**Information provided**

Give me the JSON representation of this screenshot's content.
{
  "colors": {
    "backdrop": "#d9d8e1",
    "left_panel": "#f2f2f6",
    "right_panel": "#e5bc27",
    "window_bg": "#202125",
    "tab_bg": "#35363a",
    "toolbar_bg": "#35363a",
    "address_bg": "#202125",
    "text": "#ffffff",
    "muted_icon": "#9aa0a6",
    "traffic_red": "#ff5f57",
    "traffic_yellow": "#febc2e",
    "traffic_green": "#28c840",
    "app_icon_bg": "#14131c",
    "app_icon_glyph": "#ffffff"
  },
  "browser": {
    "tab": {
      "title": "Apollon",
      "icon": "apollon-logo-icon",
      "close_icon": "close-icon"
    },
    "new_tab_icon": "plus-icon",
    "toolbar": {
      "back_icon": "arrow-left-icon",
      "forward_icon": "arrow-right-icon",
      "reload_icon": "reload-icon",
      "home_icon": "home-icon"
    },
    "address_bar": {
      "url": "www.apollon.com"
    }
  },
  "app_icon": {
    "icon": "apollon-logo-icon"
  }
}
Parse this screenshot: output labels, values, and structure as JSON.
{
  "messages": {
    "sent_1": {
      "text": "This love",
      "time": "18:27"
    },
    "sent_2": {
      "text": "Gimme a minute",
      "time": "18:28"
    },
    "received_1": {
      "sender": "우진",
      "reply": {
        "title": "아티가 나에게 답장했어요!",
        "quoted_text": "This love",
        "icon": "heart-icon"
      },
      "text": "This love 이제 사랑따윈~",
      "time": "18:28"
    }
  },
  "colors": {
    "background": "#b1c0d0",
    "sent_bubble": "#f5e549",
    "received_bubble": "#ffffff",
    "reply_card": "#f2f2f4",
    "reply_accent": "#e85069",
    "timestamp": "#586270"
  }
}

**What you need to do**
Repeat exactly the lines from the line containing "Parse this screenshot: output" through the end of the listing above; both boundary lines are part of the output.

**The result**
Parse this screenshot: output labels, values, and structure as JSON.
{
  "messages": {
    "sent_1": {
      "text": "This love",
      "time": "18:27"
    },
    "sent_2": {
      "text": "Gimme a minute",
      "time": "18:28"
    },
    "received_1": {
      "sender": "우진",
      "reply": {
        "title": "아티가 나에게 답장했어요!",
        "quoted_text": "This love",
        "icon": "heart-icon"
      },
      "text": "This love 이제 사랑따윈~",
      "time": "18:28"
    }
  },
  "colors": {
    "background": "#b1c0d0",
    "sent_bubble": "#f5e549",
    "received_bubble": "#ffffff",
    "reply_card": "#f2f2f4",
    "reply_accent": "#e85069",
    "timestamp": "#586270"
  }
}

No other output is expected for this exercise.